▶ PROVIDED PASSAGE
== Segment start ==

WSJ Columnist Offers the Dumbest Analogy Ever to Excuse Campus Rapes
James Taranto is what we in the journalism business, ensconced as we are in our industry lingo, call a "fucking moron." Yet, by virtue of his position as a tastemaker on the Wall Street Journal's op-ed pages, it's worth asking how he spelunked today into his latest, lowest muddy crevice of misogyny.
Primary among Taranto's many inane windmill-tilts is his singular crusade against women who claim that they have been sexually assaulted by men. Today, he uses a New York Times report on campus assaults as an excuse to soap up his box and don his creepiest trench coat. His argument: There really isn't a "sexual assault" epidemic in college, so much as a spate of accidental collisions:
What is called the problem of "sexual assault" on campus is in large part a problem of reckless alcohol consumption, by men and women alike. (Based on our reporting, the same is true in the military, at least in the enlisted and company-grade officer ranks.)
Which points to a limitation of the drunk-driving analogy. If two drunk drivers are in a collision, one doesn't determine fault on the basis of demographic details such as each driver's sex. But when two drunken college students "collide," the male one is almost always presumed to be at fault. His diminished capacity owing to alcohol is not a mitigating factor, but her diminished capacity is an aggravating factor for him...
In practice it means that women, but not men, are absolved of responsibility by virtue of having consumed alcohol.
HUMMMMMMMMM. Interesting analogy! Yes, I can understand James' confusion. If two equally impaired, and equally powerful, bodies smash into one another, can we really ever say one's more at fault than the other?

== Segment end ==

▶ YOUR ASSIGNMENT
Proceed with the piece criticizing the Wall Street Journal columnist's drunk-driving analogy, continuing from its last sentence.

[Data items]
== Segment start ==

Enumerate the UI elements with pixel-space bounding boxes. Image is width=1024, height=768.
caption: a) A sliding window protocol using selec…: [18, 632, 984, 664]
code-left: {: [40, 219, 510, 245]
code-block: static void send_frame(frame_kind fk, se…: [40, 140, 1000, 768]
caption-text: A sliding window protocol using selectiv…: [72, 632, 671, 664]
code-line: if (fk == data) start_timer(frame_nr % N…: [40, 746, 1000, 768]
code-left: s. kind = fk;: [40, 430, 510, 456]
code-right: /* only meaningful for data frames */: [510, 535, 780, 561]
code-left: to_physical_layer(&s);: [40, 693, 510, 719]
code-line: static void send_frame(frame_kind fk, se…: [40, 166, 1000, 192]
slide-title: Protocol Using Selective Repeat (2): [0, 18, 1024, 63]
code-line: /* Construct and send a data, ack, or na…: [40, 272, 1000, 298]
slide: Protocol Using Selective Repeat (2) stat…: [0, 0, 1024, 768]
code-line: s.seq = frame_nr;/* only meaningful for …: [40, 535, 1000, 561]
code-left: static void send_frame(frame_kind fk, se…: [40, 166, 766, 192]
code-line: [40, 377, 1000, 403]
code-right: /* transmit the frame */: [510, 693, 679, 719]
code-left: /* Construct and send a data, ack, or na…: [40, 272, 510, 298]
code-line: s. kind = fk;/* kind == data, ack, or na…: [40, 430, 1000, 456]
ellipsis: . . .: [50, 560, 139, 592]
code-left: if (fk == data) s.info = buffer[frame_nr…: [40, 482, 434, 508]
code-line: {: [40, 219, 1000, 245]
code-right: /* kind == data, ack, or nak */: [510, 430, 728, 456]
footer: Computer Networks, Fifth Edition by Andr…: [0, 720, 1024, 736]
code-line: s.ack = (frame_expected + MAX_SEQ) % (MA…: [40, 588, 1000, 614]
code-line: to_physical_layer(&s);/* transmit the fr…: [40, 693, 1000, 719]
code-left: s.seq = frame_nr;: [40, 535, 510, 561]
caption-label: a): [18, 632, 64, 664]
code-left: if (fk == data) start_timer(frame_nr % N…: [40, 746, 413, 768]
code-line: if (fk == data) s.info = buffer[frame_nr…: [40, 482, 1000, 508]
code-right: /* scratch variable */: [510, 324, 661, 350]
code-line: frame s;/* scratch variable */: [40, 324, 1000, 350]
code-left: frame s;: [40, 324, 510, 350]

== Segment end ==

▶ RESPONSE
Ah, but there's the rub. Two given bodies are not equally powerful to determine their own destinies—not physically, and not culturally. We've taught our college women that they are consenting to a man's desires if they interact with a man in any way short of a swift punch to the balls and the certified delivery of a perfectly calligraphed page with the Japanese characters for "NO!" written in ball-blood.
Yet Taranto doesn't realize this. Having a cock and balls and few brain cells that aren't already fettered by Austrian economics, he has trouble conceiving that men and women in college bars are in an inherently unequal power relation. His fear—the thing that clearly undergirds his existential horror about the adjudication of campus sexual assault—is that the process privileges women over men.
You might think that this concern of Taranto's is motivated by a deep conviction of the fundamental equality of men and women. But of course, we know Taranto values one sex over the other, because he's told us before: No mere broad is ever worth nearly as much as a dead man.